[[ INPUT FOR THIS TASK open ]]
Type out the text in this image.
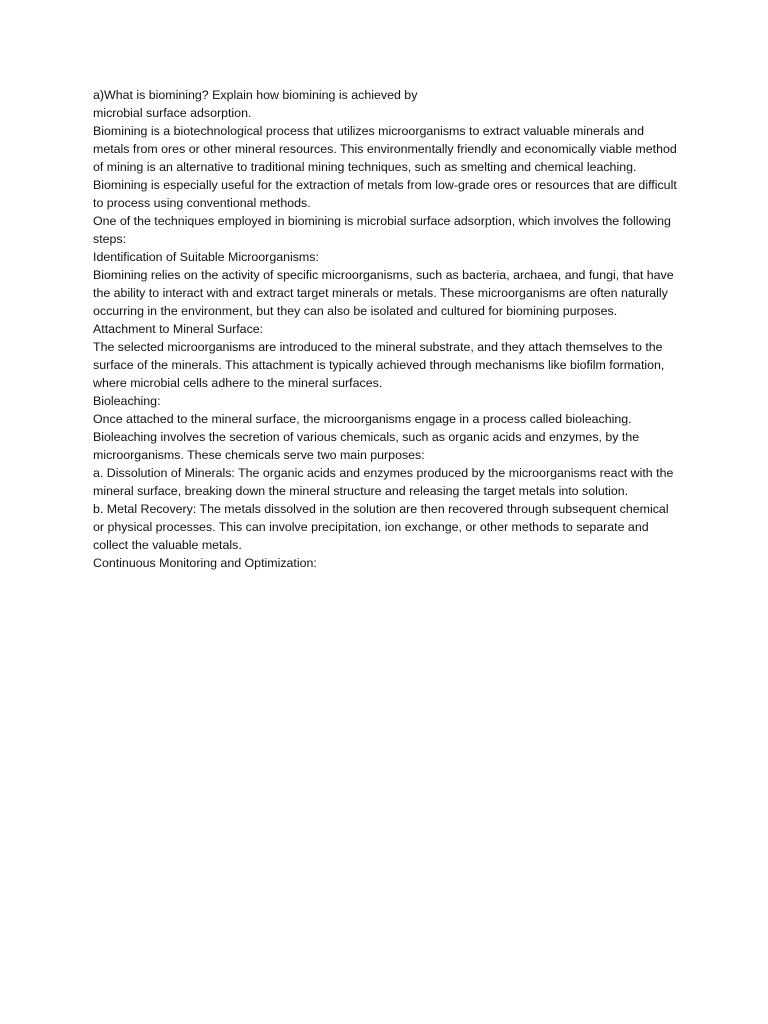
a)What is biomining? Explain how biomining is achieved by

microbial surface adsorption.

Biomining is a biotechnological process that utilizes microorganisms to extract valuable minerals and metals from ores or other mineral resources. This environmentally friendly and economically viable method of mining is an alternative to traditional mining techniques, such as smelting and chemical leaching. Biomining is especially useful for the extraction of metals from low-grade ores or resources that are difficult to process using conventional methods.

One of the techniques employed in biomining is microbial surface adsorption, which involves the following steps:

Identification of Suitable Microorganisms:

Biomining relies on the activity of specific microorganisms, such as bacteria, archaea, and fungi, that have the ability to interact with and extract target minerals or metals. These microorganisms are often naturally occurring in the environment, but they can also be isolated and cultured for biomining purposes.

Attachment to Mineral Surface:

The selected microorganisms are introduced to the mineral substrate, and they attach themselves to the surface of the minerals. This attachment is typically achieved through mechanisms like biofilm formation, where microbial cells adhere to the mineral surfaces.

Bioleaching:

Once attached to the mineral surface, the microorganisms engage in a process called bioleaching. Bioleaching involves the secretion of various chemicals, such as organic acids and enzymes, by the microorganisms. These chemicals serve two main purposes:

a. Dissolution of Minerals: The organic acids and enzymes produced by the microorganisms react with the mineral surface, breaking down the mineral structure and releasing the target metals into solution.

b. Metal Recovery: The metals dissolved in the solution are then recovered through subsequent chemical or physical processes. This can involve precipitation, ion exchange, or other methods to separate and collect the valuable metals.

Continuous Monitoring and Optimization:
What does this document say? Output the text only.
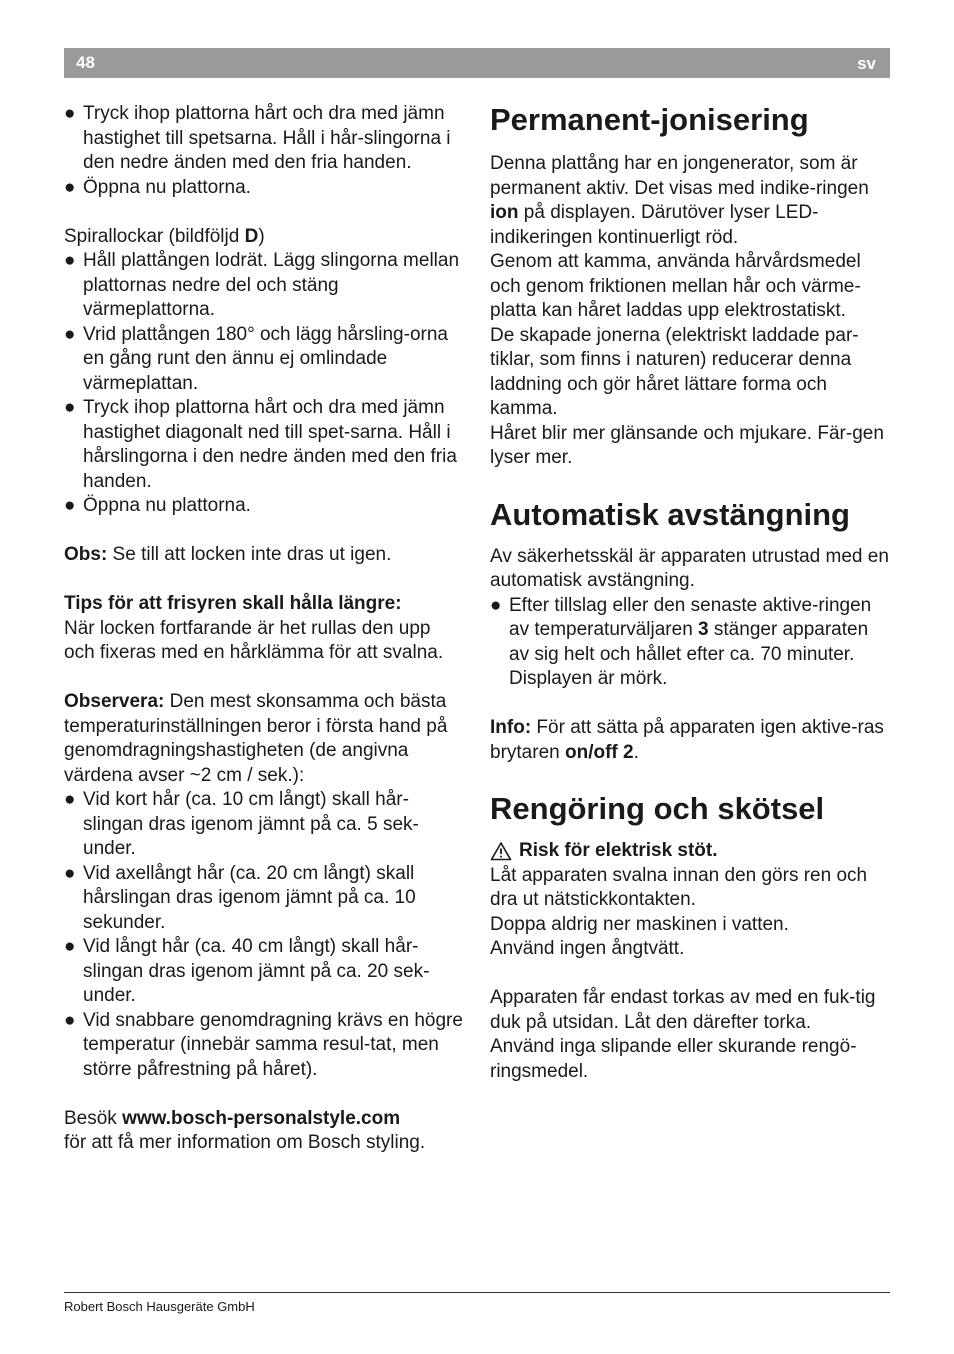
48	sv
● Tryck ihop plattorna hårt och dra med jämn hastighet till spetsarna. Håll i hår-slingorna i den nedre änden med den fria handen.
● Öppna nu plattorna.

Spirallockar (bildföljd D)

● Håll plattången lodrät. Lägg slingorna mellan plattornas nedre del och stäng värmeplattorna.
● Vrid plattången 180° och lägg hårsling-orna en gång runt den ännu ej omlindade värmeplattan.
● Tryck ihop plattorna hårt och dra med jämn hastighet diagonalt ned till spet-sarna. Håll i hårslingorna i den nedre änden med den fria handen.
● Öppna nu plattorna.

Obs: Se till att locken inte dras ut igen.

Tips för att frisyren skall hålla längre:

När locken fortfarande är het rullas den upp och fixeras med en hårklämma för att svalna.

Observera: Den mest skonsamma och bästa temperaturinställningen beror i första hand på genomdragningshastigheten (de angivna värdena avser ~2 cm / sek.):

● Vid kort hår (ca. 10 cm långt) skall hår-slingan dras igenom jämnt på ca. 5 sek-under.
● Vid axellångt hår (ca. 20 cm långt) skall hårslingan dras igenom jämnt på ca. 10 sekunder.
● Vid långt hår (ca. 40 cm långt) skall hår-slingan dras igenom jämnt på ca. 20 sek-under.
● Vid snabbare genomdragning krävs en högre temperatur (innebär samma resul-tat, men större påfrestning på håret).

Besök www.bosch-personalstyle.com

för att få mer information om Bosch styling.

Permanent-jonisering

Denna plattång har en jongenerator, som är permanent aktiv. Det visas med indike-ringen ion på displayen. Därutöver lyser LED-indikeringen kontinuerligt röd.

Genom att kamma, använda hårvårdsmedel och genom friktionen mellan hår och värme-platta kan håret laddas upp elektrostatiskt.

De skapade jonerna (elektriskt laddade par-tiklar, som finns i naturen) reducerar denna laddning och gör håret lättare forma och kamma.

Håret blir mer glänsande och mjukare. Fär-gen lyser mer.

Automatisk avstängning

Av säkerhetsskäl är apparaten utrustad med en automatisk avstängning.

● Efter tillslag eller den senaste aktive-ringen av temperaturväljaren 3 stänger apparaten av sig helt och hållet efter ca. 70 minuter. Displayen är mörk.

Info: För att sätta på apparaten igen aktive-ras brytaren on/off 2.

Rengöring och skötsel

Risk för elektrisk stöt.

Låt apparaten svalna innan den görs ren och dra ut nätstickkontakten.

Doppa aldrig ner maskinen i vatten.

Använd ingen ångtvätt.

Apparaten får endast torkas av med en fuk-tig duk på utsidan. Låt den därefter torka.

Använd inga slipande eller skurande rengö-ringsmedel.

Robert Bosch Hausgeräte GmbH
[[ INPUT FOR THIS TASK closed ]]
# [REQUIRED WORK]
The reply should hold every line of the records unchanged and no pictures.

# [EXERCISE ANSWER]
Type out the text in this image.
a)What is biomining? Explain how biomining is achieved by

microbial surface adsorption.

Biomining is a biotechnological process that utilizes microorganisms to extract valuable minerals and metals from ores or other mineral resources. This environmentally friendly and economically viable method of mining is an alternative to traditional mining techniques, such as smelting and chemical leaching. Biomining is especially useful for the extraction of metals from low-grade ores or resources that are difficult to process using conventional methods.

One of the techniques employed in biomining is microbial surface adsorption, which involves the following steps:

Identification of Suitable Microorganisms:

Biomining relies on the activity of specific microorganisms, such as bacteria, archaea, and fungi, that have the ability to interact with and extract target minerals or metals. These microorganisms are often naturally occurring in the environment, but they can also be isolated and cultured for biomining purposes.

Attachment to Mineral Surface:

The selected microorganisms are introduced to the mineral substrate, and they attach themselves to the surface of the minerals. This attachment is typically achieved through mechanisms like biofilm formation, where microbial cells adhere to the mineral surfaces.

Bioleaching:

Once attached to the mineral surface, the microorganisms engage in a process called bioleaching. Bioleaching involves the secretion of various chemicals, such as organic acids and enzymes, by the microorganisms. These chemicals serve two main purposes:

a. Dissolution of Minerals: The organic acids and enzymes produced by the microorganisms react with the mineral surface, breaking down the mineral structure and releasing the target metals into solution.

b. Metal Recovery: The metals dissolved in the solution are then recovered through subsequent chemical or physical processes. This can involve precipitation, ion exchange, or other methods to separate and collect the valuable metals.

Continuous Monitoring and Optimization:
What does this document say? Output the text only.
48	sv
● Tryck ihop plattorna hårt och dra med jämn hastighet till spetsarna. Håll i hår-slingorna i den nedre änden med den fria handen.
● Öppna nu plattorna.

Spirallockar (bildföljd D)

● Håll plattången lodrät. Lägg slingorna mellan plattornas nedre del och stäng värmeplattorna.
● Vrid plattången 180° och lägg hårsling-orna en gång runt den ännu ej omlindade värmeplattan.
● Tryck ihop plattorna hårt och dra med jämn hastighet diagonalt ned till spet-sarna. Håll i hårslingorna i den nedre änden med den fria handen.
● Öppna nu plattorna.

Obs: Se till att locken inte dras ut igen.

Tips för att frisyren skall hålla längre:

När locken fortfarande är het rullas den upp och fixeras med en hårklämma för att svalna.

Observera: Den mest skonsamma och bästa temperaturinställningen beror i första hand på genomdragningshastigheten (de angivna värdena avser ~2 cm / sek.):

● Vid kort hår (ca. 10 cm långt) skall hår-slingan dras igenom jämnt på ca. 5 sek-under.
● Vid axellångt hår (ca. 20 cm långt) skall hårslingan dras igenom jämnt på ca. 10 sekunder.
● Vid långt hår (ca. 40 cm långt) skall hår-slingan dras igenom jämnt på ca. 20 sek-under.
● Vid snabbare genomdragning krävs en högre temperatur (innebär samma resul-tat, men större påfrestning på håret).

Besök www.bosch-personalstyle.com

för att få mer information om Bosch styling.

Permanent-jonisering

Denna plattång har en jongenerator, som är permanent aktiv. Det visas med indike-ringen ion på displayen. Därutöver lyser LED-indikeringen kontinuerligt röd.

Genom att kamma, använda hårvårdsmedel och genom friktionen mellan hår och värme-platta kan håret laddas upp elektrostatiskt.

De skapade jonerna (elektriskt laddade par-tiklar, som finns i naturen) reducerar denna laddning och gör håret lättare forma och kamma.

Håret blir mer glänsande och mjukare. Fär-gen lyser mer.

Automatisk avstängning

Av säkerhetsskäl är apparaten utrustad med en automatisk avstängning.

● Efter tillslag eller den senaste aktive-ringen av temperaturväljaren 3 stänger apparaten av sig helt och hållet efter ca. 70 minuter. Displayen är mörk.

Info: För att sätta på apparaten igen aktive-ras brytaren on/off 2.

Rengöring och skötsel

Risk för elektrisk stöt.

Låt apparaten svalna innan den görs ren och dra ut nätstickkontakten.

Doppa aldrig ner maskinen i vatten.

Använd ingen ångtvätt.

Apparaten får endast torkas av med en fuk-tig duk på utsidan. Låt den därefter torka.

Använd inga slipande eller skurande rengö-ringsmedel.

Robert Bosch Hausgeräte GmbH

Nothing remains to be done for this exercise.